DIRECTION 1: In the excerpt on the chemlambda beta move, what does B[x:=C] denote?
DIRECTION 2: Pick up the excerpt on the chemlambda beta move after its final sentence and keep writing it.

PAGE EXCERPT:
════════════════

I explain now in what sense the graphic beta move, or beta rule from chemlambda, corresponds to the beta reduction in the case of molecules which correspond to lambda terms.
Recall from part III the definition of he beta move
”
L[a1,a2,x] A[x,a4,a3] <–beta–> Arrow[a1,a3] Arrow[a4,a2]
or graphically
If we use the visual trick from the pedantic rant, we may depict the beta move as:
i.e. we use as free port variables the relative positions of the ports in the doodle. Of course, there is no node at the intersection of the two arrows, because there is no intersection of arrows at the graphical level. The chemlambda graphs are not planar graphs.”
The beta reduction in lambda calculus looks like this:
(Lx.B) C –beta reduction–> B[x:=C]
Here B and C are lambda terms and B[x:=C] denotes the term which is obtained from B after we replace all the occurrences of x in B by the term C.
I want to make clear what is the relation between the beta move and the beta reduction. Several things deserve to be mentioned.
It is of course expected that if we translate (Lx.B)C and B[x:=C] into g-patterns, then the beta move transforms the g-pattern of (Lx.B)C into the g-pattern of B[x:=C]. This is not exactly true, in fact it is true in a more detailed and interesting sense.

════════════════

SOURCE EXCERPT:
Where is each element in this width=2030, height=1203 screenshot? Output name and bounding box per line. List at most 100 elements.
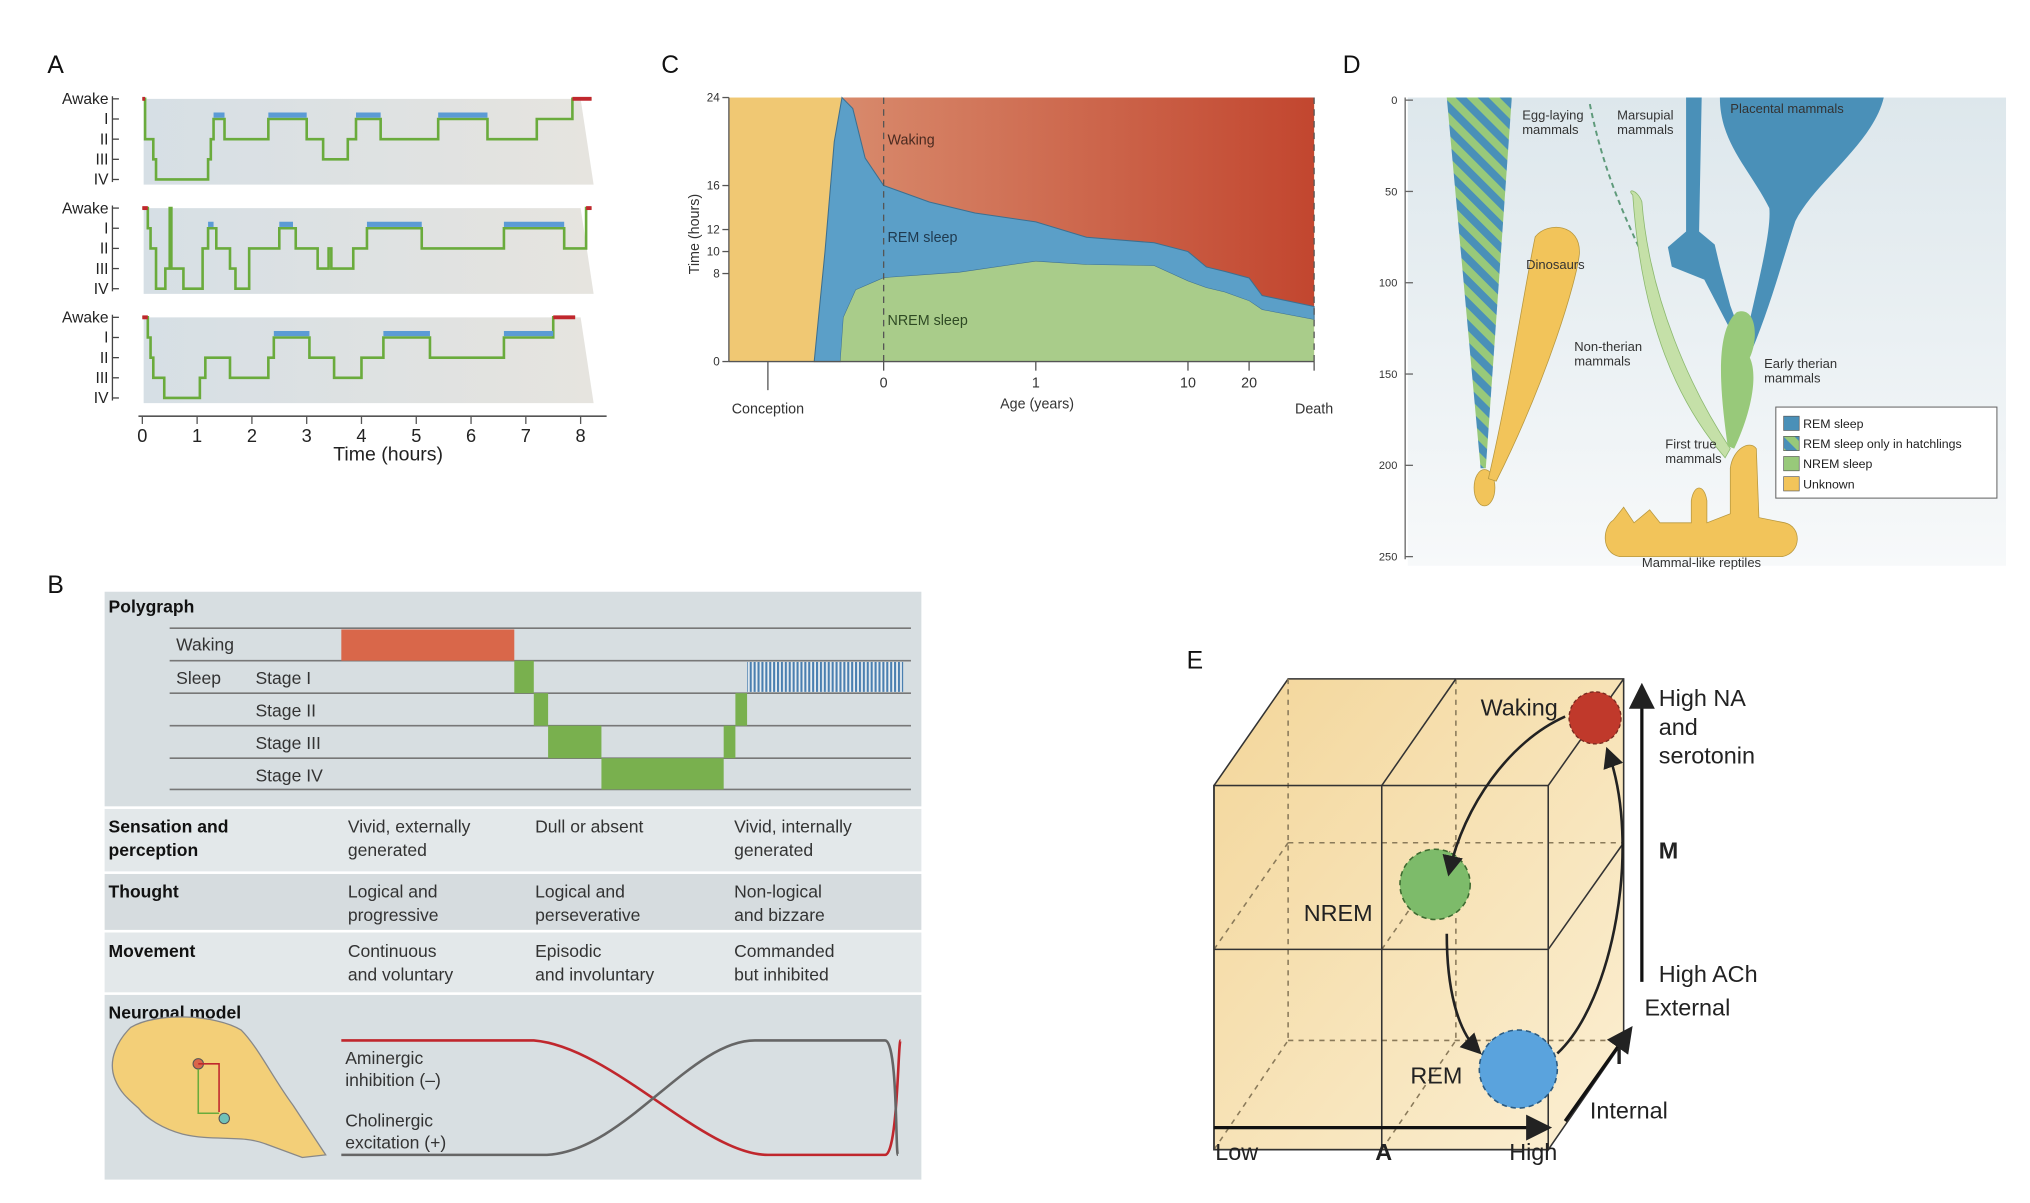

════════════════

EXERCISE ANSWER 1: The term obtained from B by replacing all occurrences of x in B with the term C.

EXERCISE ANSWER 2:
Before that it is worth mentioning that the beta move applies even for patterns which don’t correspond to lambda terms. Hence the beta move has a range of application greater than the beta reduction!
Indeed, look at the third figure from this post, which can’t be a pattern coming from a lambda term. Written as a g-pattern this is L[a,b,c] A[c,b,d]. We can apply the beta move and it gives:
L[a,b,c] A[c,b,d] <-beta-> Arrow[a,d] Arrow[b,b]
which can be followed by a COMB move
Arrow[a,d] Arrow[b,b] <-comb-> Arrow[a,d] loop
Graphically it looks like that.
In particular this explains the need to have the loop and Arrow graphical elements.
In chemlambda we make no effort to stay inside the collection of graphs which represent lambda terms. This is very important!
Another reason for this is related to the fact that we can’t check if a pattern comes from a lambda term in a local way, in the sense that there is no local (i.e. involving an a priori bound on the number of graphical elements used) criterion which describes the patterns coming from lambda terms. This is obvious from the previous observation that FOTREEs connect to the syntactic tree lower than their roots.
Or, chemlambda is a purely local graph rewrite system, in the sense that the is a bound on the number of graphical elements involved in any move.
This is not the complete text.